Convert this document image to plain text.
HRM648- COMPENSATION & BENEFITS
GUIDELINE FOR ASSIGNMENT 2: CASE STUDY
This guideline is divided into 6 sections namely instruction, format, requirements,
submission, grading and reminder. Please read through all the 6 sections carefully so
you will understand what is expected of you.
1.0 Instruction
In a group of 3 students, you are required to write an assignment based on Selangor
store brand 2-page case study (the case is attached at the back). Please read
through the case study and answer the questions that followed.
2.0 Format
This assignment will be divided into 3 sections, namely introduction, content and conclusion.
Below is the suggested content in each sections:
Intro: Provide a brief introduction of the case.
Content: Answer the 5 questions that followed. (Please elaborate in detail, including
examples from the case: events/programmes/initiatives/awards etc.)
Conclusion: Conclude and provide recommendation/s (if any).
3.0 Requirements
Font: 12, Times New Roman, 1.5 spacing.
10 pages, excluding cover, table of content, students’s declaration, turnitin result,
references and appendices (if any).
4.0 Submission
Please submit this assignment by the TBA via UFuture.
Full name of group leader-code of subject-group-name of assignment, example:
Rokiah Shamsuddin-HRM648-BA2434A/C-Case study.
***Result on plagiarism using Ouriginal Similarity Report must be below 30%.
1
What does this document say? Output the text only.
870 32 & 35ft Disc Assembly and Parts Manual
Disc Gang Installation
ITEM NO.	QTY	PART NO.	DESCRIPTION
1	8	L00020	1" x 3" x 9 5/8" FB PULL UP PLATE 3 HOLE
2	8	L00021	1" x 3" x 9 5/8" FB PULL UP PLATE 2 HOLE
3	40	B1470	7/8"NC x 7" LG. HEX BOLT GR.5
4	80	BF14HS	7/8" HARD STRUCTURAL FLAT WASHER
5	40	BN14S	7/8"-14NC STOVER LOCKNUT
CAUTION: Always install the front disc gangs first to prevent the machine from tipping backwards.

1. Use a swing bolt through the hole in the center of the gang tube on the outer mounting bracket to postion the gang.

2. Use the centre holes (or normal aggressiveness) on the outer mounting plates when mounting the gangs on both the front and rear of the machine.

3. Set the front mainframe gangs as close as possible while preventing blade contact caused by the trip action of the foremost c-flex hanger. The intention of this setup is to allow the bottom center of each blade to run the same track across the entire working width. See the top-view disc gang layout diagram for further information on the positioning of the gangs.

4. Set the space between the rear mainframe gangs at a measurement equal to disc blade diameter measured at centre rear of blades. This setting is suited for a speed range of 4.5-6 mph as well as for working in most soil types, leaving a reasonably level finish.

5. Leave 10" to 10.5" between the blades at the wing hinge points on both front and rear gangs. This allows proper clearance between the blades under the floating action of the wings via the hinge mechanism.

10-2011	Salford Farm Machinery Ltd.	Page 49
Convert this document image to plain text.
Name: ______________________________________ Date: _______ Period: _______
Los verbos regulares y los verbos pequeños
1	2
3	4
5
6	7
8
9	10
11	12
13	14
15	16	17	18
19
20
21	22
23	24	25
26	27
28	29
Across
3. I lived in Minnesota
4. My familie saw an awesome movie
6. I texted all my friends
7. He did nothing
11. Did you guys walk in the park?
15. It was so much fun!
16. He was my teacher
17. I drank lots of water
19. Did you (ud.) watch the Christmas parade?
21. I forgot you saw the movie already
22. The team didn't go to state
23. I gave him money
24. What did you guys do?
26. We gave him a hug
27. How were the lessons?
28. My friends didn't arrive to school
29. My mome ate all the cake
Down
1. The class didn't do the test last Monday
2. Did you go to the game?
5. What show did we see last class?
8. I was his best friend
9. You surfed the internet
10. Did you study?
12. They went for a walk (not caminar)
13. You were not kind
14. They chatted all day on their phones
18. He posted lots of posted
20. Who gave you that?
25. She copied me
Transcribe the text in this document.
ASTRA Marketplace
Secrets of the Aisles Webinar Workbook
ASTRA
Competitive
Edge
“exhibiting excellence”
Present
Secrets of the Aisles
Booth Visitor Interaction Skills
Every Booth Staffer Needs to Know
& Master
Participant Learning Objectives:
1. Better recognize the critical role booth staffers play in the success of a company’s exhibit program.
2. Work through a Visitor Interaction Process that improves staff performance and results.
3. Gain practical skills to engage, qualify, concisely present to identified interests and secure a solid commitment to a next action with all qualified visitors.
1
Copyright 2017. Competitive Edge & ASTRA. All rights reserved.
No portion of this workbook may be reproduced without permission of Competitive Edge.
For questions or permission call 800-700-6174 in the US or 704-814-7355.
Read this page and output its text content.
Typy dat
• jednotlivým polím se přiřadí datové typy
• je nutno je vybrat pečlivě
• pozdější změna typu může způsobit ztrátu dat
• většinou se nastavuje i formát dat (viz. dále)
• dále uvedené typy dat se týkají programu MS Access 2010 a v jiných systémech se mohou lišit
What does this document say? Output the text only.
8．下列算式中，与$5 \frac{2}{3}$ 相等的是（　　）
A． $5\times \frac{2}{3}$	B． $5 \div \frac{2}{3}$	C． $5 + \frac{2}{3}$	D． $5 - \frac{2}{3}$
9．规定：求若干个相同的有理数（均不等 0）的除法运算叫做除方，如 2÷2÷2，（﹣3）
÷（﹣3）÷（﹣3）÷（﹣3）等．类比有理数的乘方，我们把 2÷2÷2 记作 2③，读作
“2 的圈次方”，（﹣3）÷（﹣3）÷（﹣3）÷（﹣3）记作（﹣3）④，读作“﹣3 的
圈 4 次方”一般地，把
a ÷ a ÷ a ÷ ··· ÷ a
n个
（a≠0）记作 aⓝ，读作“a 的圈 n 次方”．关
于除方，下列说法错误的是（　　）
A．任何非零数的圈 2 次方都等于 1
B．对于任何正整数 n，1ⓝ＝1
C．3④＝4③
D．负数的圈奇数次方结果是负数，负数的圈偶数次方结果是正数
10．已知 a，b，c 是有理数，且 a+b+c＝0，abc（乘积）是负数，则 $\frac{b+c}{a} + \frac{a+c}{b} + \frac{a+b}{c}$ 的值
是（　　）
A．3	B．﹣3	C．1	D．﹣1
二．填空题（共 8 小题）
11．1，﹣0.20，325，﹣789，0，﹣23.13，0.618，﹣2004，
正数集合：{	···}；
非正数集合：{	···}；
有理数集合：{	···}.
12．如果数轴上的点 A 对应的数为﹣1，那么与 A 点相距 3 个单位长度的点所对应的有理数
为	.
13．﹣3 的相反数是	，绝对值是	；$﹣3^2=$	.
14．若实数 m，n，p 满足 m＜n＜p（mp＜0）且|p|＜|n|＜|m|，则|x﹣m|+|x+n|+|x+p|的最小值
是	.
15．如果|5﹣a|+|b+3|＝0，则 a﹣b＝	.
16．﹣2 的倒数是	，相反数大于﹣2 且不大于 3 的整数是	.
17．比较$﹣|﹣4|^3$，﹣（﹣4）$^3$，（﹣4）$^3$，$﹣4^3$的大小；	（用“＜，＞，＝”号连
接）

:::::

Report each line in the data that holds the word "frac".

## Expected answer
8．下列算式中，与$5 \frac{2}{3}$ 相等的是（　　）
A． $5\times \frac{2}{3}$	B． $5 \div \frac{2}{3}$	C． $5 + \frac{2}{3}$	D． $5 - \frac{2}{3}$
10．已知 a，b，c 是有理数，且 a+b+c＝0，abc（乘积）是负数，则 $\frac{b+c}{a} + \frac{a+c}{b} + \frac{a+b}{c}$ 的值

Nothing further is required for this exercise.